Problem requirements> Pick out every line in the data below that holds "this".

Input rows>
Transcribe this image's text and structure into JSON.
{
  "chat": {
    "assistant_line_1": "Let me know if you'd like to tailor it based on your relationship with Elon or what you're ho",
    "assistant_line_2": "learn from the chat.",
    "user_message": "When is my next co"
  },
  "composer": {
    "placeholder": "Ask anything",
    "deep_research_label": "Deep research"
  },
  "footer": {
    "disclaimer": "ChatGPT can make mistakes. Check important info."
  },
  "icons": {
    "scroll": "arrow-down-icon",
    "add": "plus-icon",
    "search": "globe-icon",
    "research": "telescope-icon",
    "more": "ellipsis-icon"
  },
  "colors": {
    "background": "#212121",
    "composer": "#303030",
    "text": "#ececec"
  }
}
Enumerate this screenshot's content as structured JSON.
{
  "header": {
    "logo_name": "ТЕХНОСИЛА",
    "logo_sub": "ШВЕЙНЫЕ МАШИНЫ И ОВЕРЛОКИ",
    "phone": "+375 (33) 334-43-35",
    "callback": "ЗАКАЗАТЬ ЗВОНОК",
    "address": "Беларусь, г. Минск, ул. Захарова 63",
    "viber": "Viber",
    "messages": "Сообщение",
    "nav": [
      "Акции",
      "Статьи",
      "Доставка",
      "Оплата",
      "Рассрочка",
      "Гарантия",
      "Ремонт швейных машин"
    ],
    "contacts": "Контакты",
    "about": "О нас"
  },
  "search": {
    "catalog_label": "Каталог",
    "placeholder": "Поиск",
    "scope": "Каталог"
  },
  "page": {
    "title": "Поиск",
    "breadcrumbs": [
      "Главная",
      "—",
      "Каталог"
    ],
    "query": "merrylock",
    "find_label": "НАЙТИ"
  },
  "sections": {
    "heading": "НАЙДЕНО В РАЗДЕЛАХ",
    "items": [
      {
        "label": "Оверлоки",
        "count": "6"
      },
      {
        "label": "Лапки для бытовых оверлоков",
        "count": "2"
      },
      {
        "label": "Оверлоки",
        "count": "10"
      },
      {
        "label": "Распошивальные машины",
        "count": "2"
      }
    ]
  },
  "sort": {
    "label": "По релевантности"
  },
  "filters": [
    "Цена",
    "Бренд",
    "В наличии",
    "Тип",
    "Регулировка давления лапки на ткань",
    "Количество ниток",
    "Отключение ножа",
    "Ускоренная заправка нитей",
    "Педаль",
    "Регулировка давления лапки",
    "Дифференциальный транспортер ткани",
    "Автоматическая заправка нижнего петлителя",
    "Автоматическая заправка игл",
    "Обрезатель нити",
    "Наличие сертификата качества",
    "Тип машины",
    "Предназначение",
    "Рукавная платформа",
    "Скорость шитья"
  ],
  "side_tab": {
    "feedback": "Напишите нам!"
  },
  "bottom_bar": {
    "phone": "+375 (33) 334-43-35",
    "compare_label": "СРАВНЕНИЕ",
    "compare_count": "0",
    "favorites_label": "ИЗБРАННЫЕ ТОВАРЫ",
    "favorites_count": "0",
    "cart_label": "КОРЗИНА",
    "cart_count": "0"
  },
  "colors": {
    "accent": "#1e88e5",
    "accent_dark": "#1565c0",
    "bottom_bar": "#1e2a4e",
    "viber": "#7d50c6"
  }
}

Correct response>
Transcribe this image's text and structure into JSON.
Enumerate this screenshot's content as structured JSON.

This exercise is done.